[What you will do] Copy each line of the entries beneath that contains the word "text".

[Provided material]
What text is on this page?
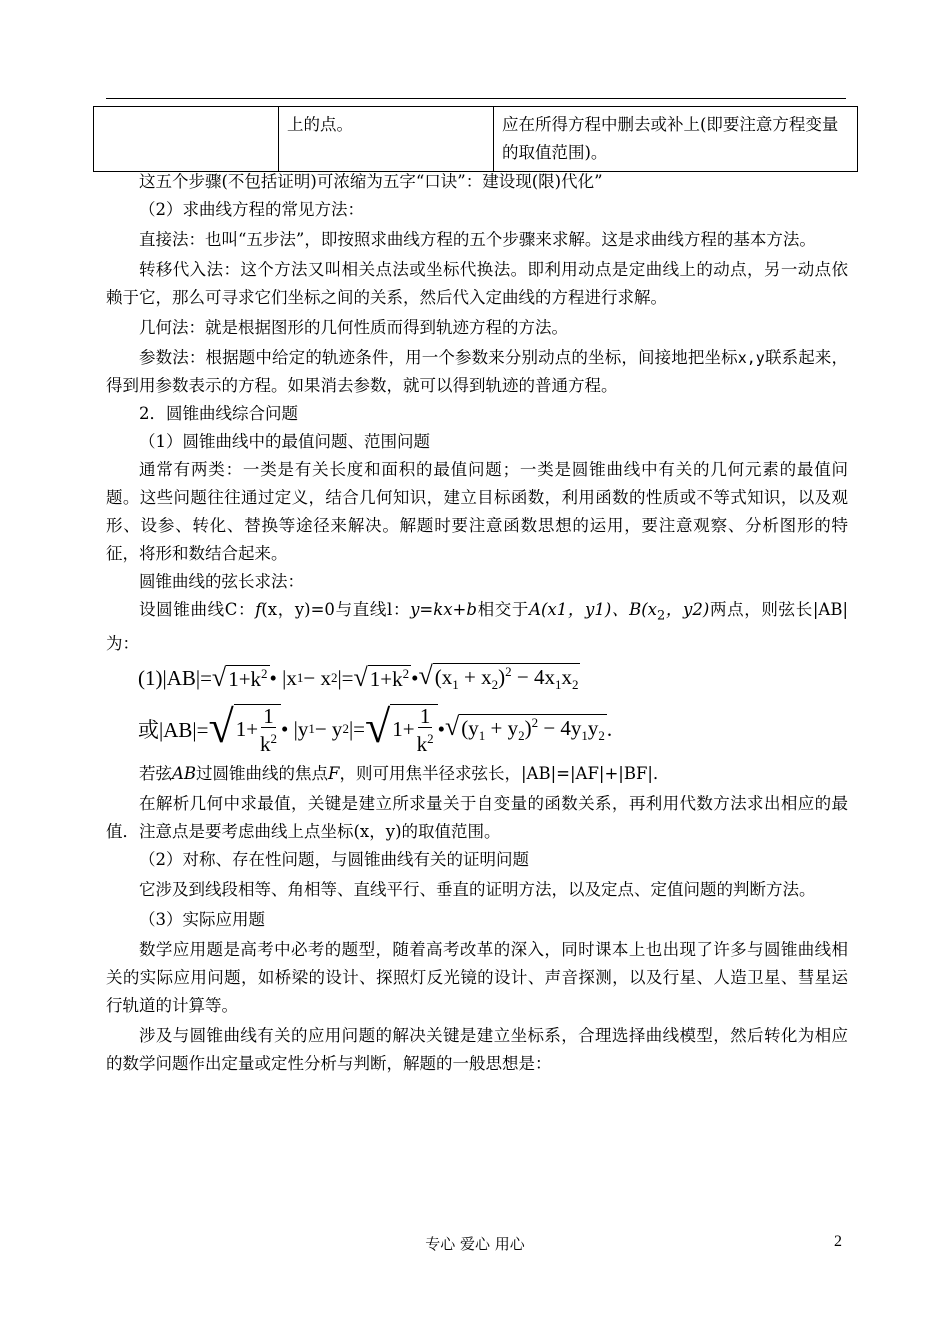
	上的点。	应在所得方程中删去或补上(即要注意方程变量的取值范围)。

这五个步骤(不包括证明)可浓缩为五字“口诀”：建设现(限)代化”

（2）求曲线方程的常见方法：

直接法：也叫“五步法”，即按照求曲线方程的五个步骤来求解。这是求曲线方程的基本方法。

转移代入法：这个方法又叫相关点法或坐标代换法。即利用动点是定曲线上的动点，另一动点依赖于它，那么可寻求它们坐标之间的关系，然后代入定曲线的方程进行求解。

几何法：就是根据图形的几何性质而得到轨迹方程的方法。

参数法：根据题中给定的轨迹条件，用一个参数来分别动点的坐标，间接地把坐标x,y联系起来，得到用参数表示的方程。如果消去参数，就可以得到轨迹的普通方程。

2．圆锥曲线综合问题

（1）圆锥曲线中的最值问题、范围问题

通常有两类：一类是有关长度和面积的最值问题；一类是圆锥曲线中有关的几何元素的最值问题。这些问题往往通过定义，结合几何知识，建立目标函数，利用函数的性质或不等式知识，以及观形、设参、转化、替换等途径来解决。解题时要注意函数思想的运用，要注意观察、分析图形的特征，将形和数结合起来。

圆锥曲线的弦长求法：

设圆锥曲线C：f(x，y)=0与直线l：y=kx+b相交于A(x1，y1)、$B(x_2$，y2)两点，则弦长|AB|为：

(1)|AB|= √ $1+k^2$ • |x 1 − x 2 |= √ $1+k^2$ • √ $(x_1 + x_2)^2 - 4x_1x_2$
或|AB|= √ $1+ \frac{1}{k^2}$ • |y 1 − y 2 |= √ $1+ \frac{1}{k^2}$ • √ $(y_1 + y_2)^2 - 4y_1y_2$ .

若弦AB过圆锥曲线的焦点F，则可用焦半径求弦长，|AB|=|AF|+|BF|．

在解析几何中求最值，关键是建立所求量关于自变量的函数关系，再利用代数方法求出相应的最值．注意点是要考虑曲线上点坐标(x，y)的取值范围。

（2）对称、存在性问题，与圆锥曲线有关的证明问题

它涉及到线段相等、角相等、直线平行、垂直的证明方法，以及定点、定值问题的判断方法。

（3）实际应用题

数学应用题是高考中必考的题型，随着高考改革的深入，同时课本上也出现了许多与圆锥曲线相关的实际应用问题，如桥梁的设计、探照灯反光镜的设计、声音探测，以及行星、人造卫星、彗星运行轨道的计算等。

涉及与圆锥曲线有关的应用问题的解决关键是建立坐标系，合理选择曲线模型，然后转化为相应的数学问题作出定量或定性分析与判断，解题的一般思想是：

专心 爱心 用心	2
* * *
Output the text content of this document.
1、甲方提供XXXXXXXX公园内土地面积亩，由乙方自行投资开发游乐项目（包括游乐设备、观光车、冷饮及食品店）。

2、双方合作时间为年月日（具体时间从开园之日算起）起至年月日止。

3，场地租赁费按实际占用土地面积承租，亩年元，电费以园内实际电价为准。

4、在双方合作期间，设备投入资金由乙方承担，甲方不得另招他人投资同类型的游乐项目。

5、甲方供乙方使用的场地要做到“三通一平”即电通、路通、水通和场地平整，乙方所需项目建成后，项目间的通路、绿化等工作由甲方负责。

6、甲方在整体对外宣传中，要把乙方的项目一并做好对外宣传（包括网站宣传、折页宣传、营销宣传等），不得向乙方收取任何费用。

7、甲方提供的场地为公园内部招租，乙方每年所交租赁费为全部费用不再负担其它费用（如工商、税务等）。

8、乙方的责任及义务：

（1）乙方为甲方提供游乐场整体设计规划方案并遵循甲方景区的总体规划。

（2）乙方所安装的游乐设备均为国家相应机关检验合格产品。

[Response]
What text is on this page?
Output the text content of this document.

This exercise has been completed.